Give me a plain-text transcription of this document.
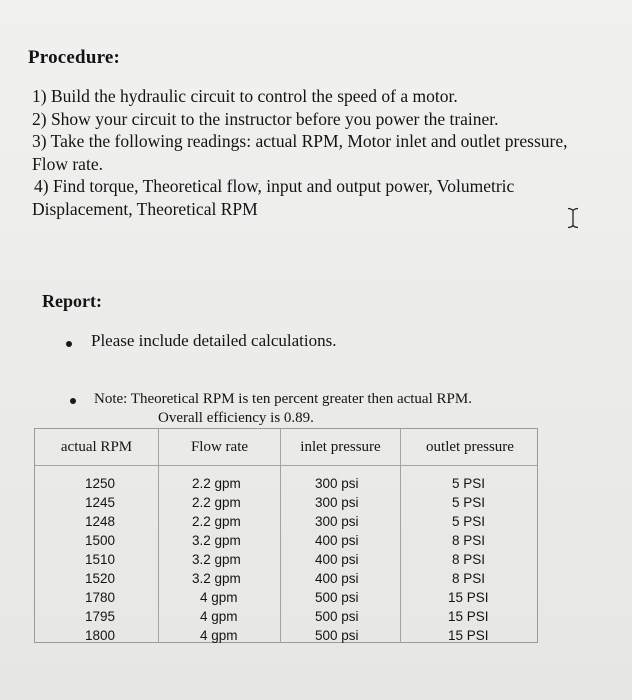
Procedure:

1) Build the hydraulic circuit to control the speed of a motor.

2) Show your circuit to the instructor before you power the trainer.

3) Take the following readings: actual RPM, Motor inlet and outlet pressure,

Flow rate.

4) Find torque, Theoretical flow, input and output power, Volumetric

Displacement, Theoretical RPM

Report:
Please include detailed calculations.
Note: Theoretical RPM is ten percent greater then actual RPM.
Overall efficiency is 0.89.
actual RPM	Flow rate	inlet pressure	outlet pressure
1250	2.2 gpm	300 psi	5 PSI
1245	2.2 gpm	300 psi	5 PSI
1248	2.2 gpm	300 psi	5 PSI
1500	3.2 gpm	400 psi	8 PSI
1510	3.2 gpm	400 psi	8 PSI
1520	3.2 gpm	400 psi	8 PSI
1780	4 gpm	500 psi	15 PSI
1795	4 gpm	500 psi	15 PSI
1800	4 gpm	500 psi	15 PSI
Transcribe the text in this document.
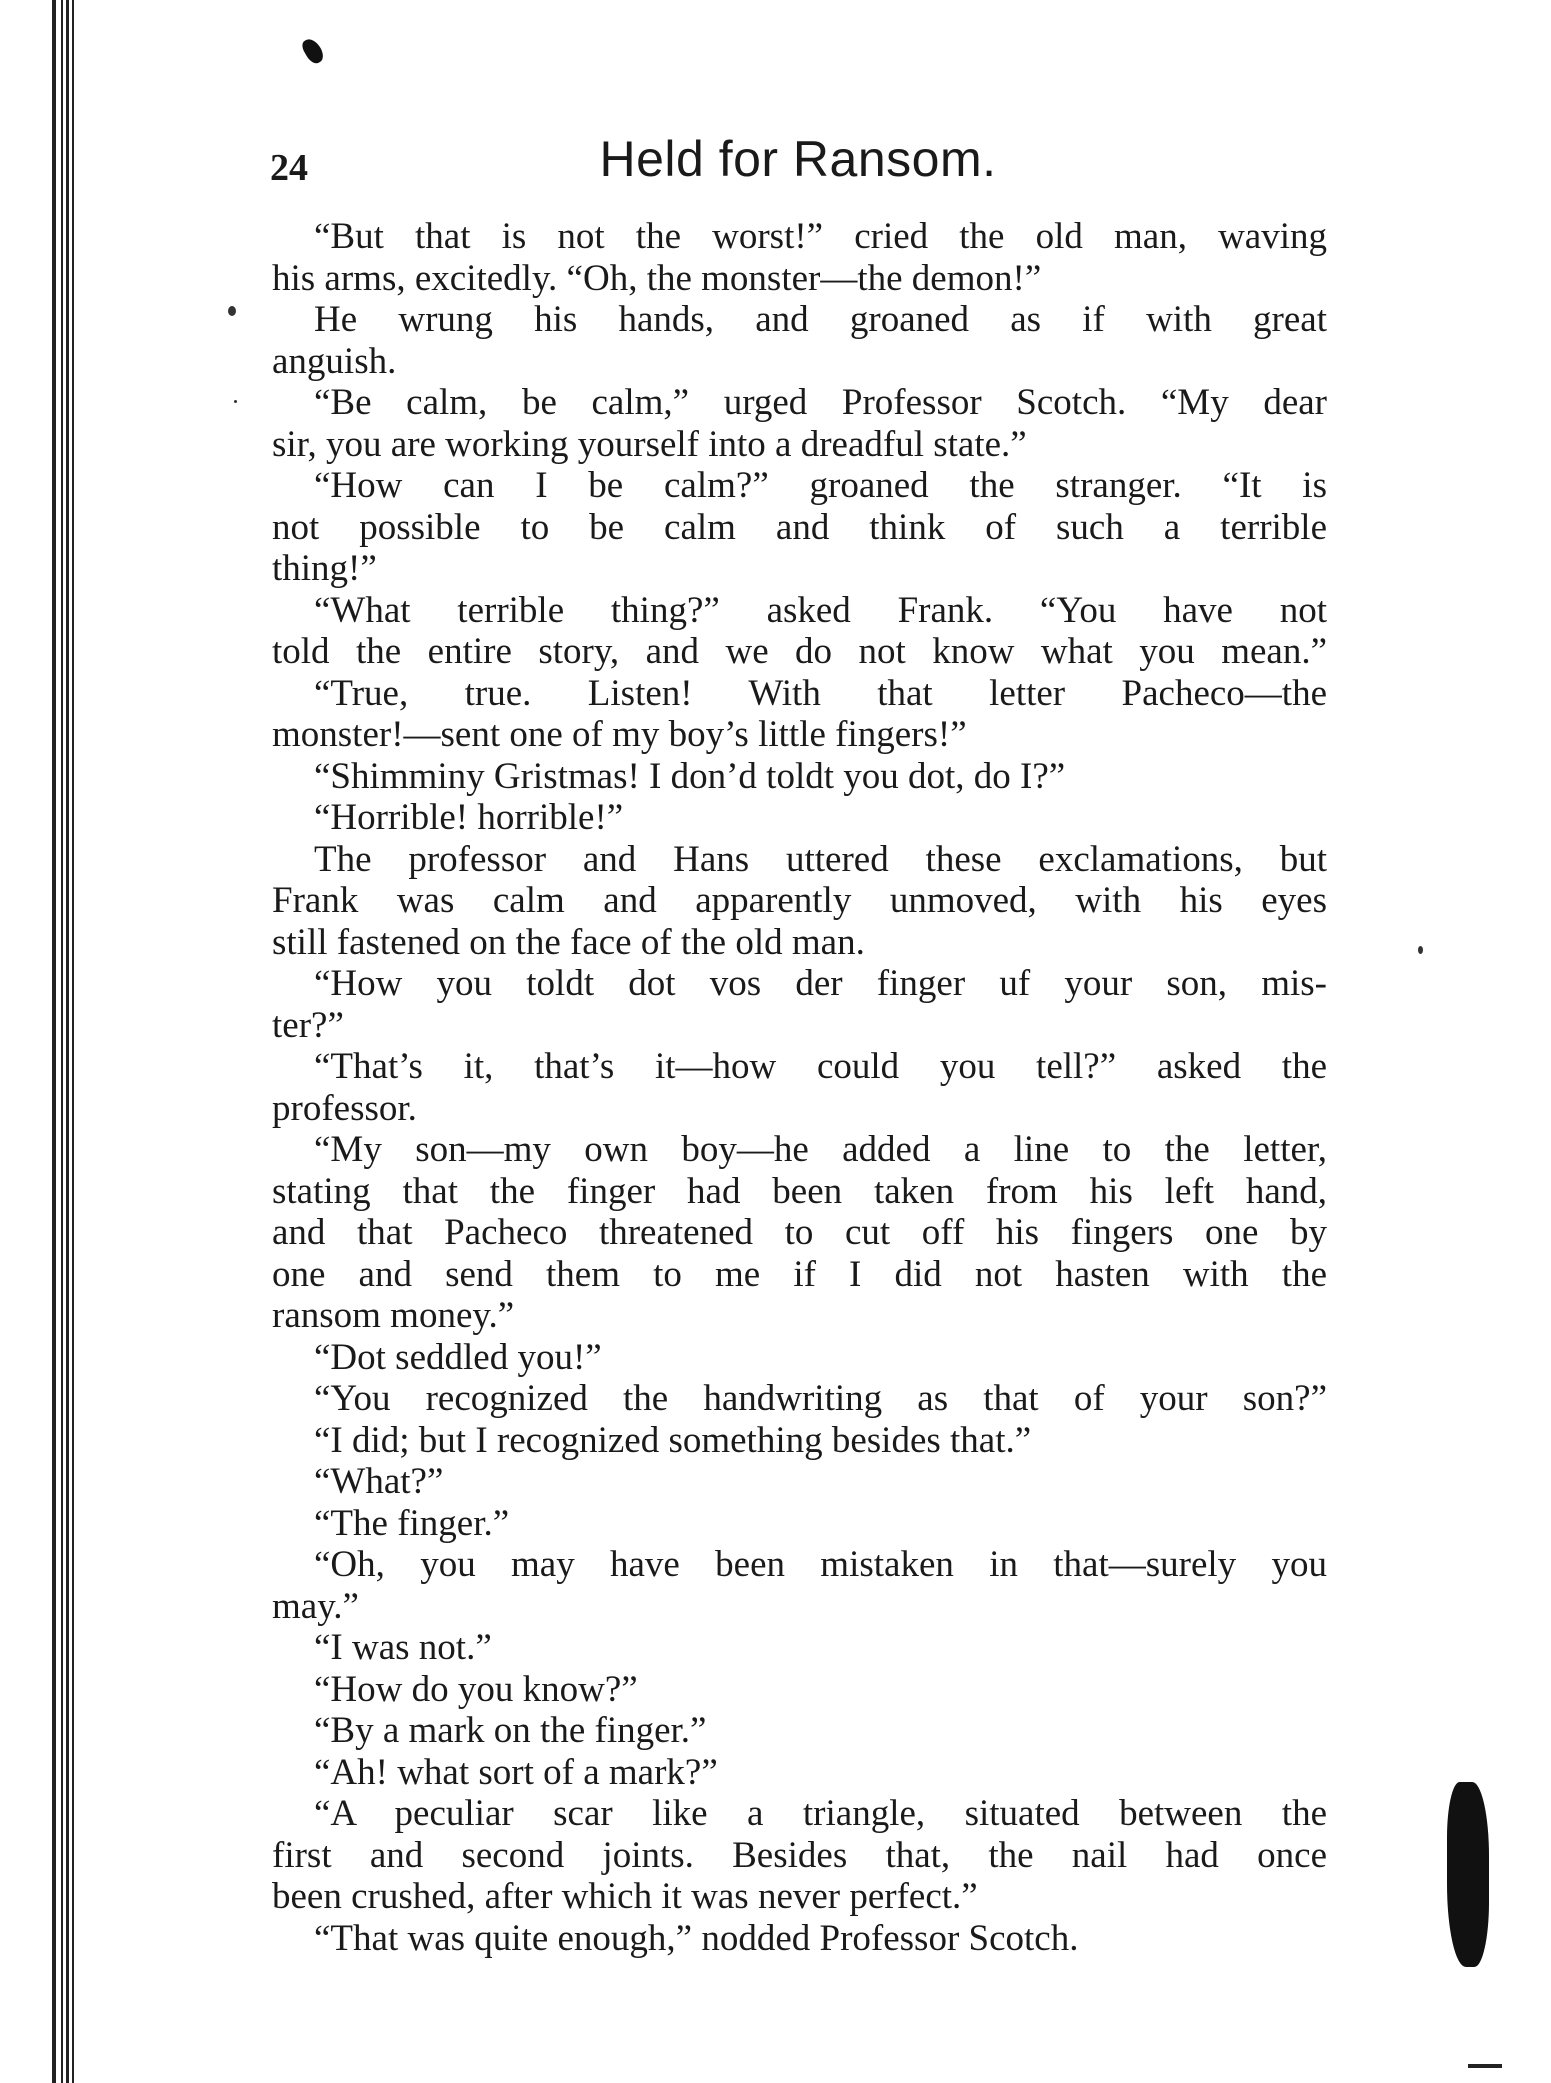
24	Held for Ransom.
“But that is not the worst!” cried the old man, waving
his arms, excitedly. “Oh, the monster—the demon!”
He wrung his hands, and groaned as if with great
anguish.
“Be calm, be calm,” urged Professor Scotch. “My dear
sir, you are working yourself into a dreadful state.”
“How can I be calm?” groaned the stranger. “It is
not possible to be calm and think of such a terrible
thing!”
“What terrible thing?” asked Frank. “You have not
told the entire story, and we do not know what you mean.”
“True, true. Listen! With that letter Pacheco—the
monster!—sent one of my boy’s little fingers!”
“Shimminy Gristmas! I don’d toldt you dot, do I?”
“Horrible! horrible!”
The professor and Hans uttered these exclamations, but
Frank was calm and apparently unmoved, with his eyes
still fastened on the face of the old man.
“How you toldt dot vos der finger uf your son, mis-
ter?”
“That’s it, that’s it—how could you tell?” asked the
professor.
“My son—my own boy—he added a line to the letter,
stating that the finger had been taken from his left hand,
and that Pacheco threatened to cut off his fingers one by
one and send them to me if I did not hasten with the
ransom money.”
“Dot seddled you!”
“You recognized the handwriting as that of your son?”
“I did; but I recognized something besides that.”
“What?”
“The finger.”
“Oh, you may have been mistaken in that—surely you
may.”
“I was not.”
“How do you know?”
“By a mark on the finger.”
“Ah! what sort of a mark?”
“A peculiar scar like a triangle, situated between the
first and second joints. Besides that, the nail had once
been crushed, after which it was never perfect.”
“That was quite enough,” nodded Professor Scotch.
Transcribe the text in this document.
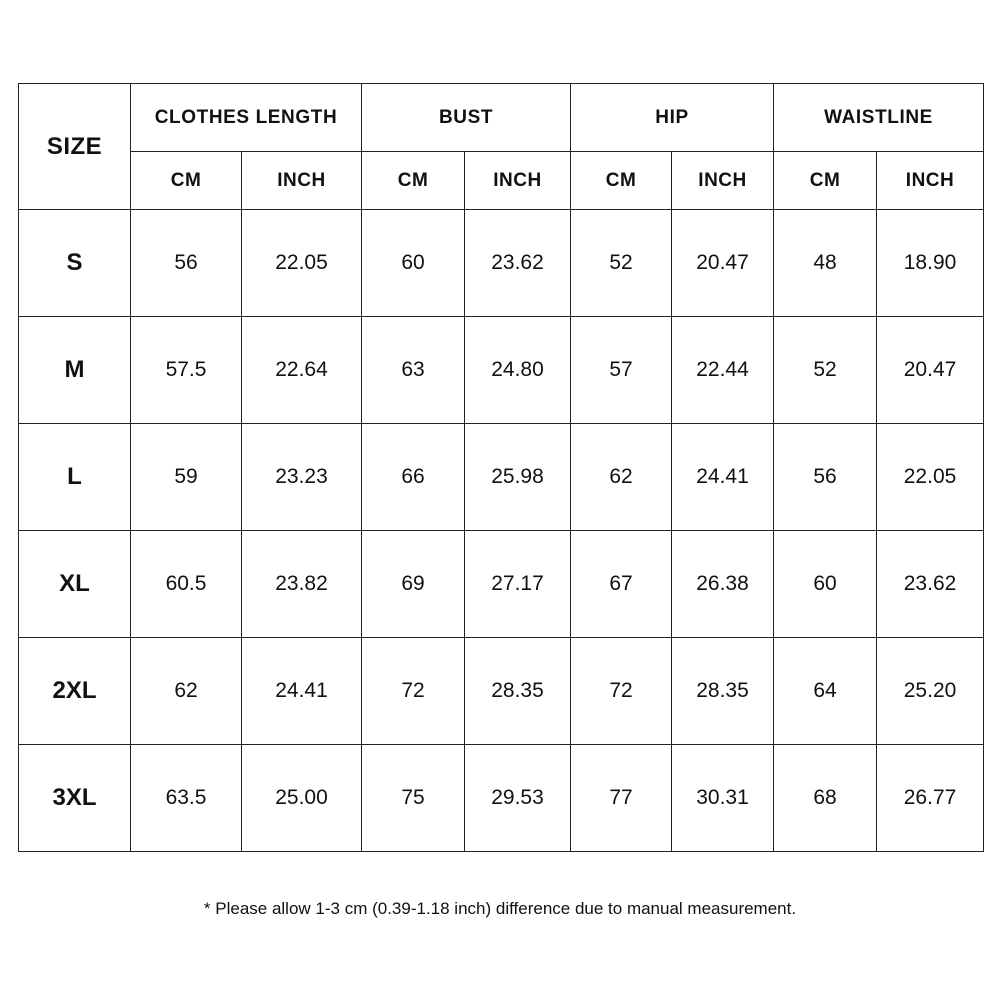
SIZE	CLOTHES LENGTH		BUST		HIP		WAISTLINE	
	CM	INCH	CM	INCH	CM	INCH	CM	INCH
S	56	22.05	60	23.62	52	20.47	48	18.90
M	57.5	22.64	63	24.80	57	22.44	52	20.47
L	59	23.23	66	25.98	62	24.41	56	22.05
XL	60.5	23.82	69	27.17	67	26.38	60	23.62
2XL	62	24.41	72	28.35	72	28.35	64	25.20
3XL	63.5	25.00	75	29.53	77	30.31	68	26.77
* Please allow 1-3 cm (0.39-1.18 inch) difference due to manual measurement.
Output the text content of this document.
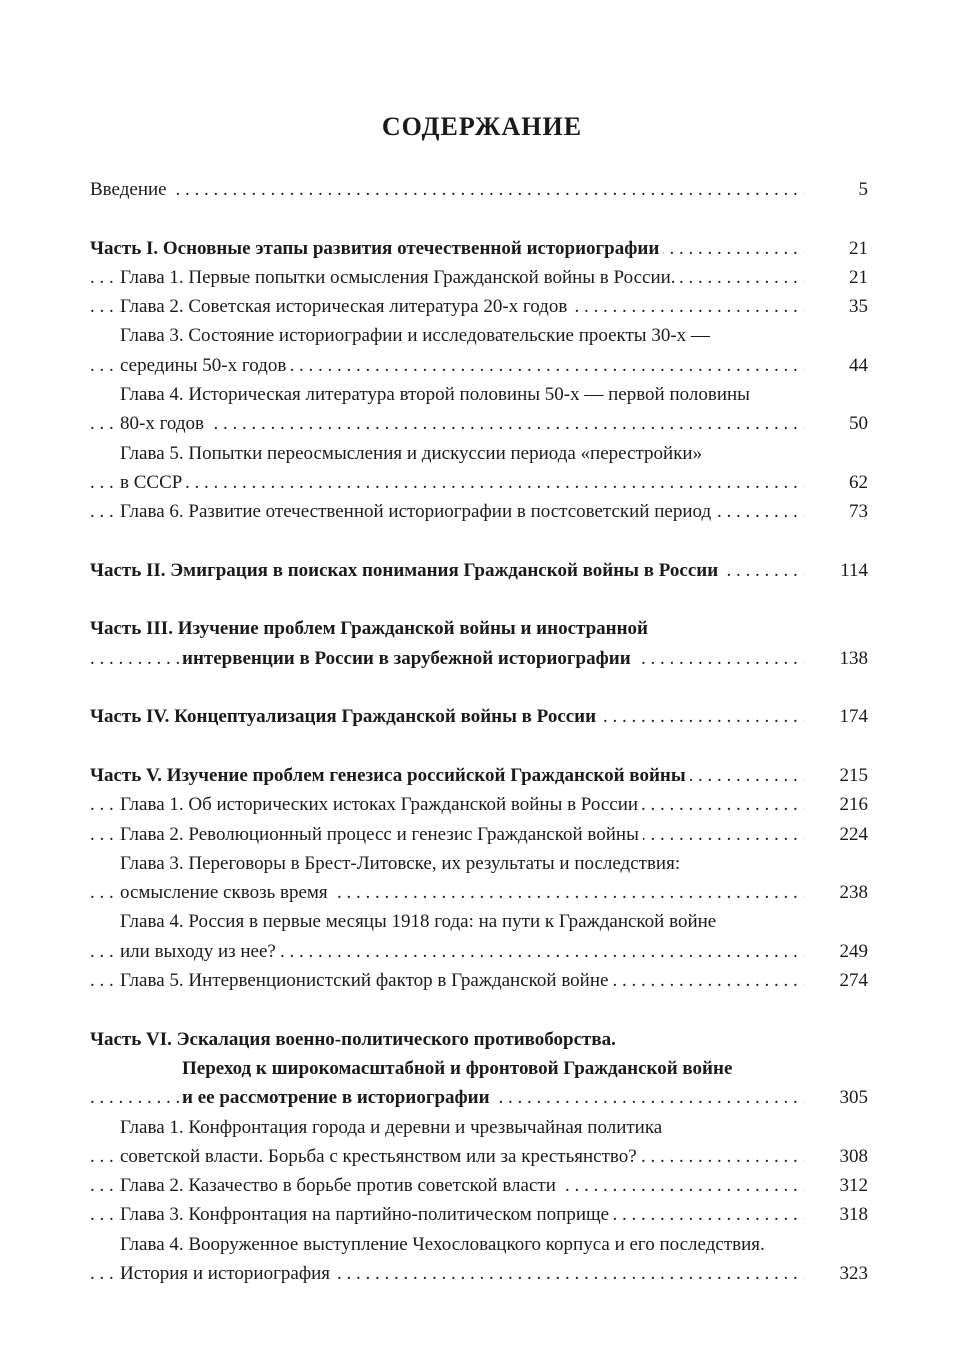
СОДЕРЖАНИЕ
Введение . . .	5
Часть I. Основные этапы развития отечественной историографии . . .	21
Глава 1. Первые попытки осмысления Гражданской войны в России. . . .	21
Глава 2. Советская историческая литература 20-х годов . . .	35
Глава 3. Состояние историографии и исследовательские проекты 30-х —
середины 50-х годов . . .	44
Глава 4. Историческая литература второй половины 50-х — первой половины
80-х годов . . .	50
Глава 5. Попытки переосмысления и дискуссии периода «перестройки»
в СССР . . .	62
Глава 6. Развитие отечественной историографии в постсоветский период . . .	73
Часть II. Эмиграция в поисках понимания Гражданской войны в России . . .	114
Часть III. Изучение проблем Гражданской войны и иностранной
интервенции в России в зарубежной историографии . . .	138
Часть IV. Концептуализация Гражданской войны в России . . .	174
Часть V. Изучение проблем генезиса российской Гражданской войны . . .	215
Глава 1. Об исторических истоках Гражданской войны в России . . .	216
Глава 2. Революционный процесс и генезис Гражданской войны . . .	224
Глава 3. Переговоры в Брест-Литовске, их результаты и последствия:
осмысление сквозь время . . .	238
Глава 4. Россия в первые месяцы 1918 года: на пути к Гражданской войне
или выходу из нее? . . .	249
Глава 5. Интервенционистский фактор в Гражданской войне . . .	274
Часть VI. Эскалация военно-политического противоборства.
Переход к широкомасштабной и фронтовой Гражданской войне
и ее рассмотрение в историографии . . .	305
Глава 1. Конфронтация города и деревни и чрезвычайная политика
советской власти. Борьба с крестьянством или за крестьянство? . . .	308
Глава 2. Казачество в борьбе против советской власти . . .	312
Глава 3. Конфронтация на партийно-политическом поприще . . .	318
Глава 4. Вооруженное выступление Чехословацкого корпуса и его последствия.
История и историография . . .	323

• Directions: In the listing above, count each line that holds the string "actual". Give the number only.

• Solution to the problem: 3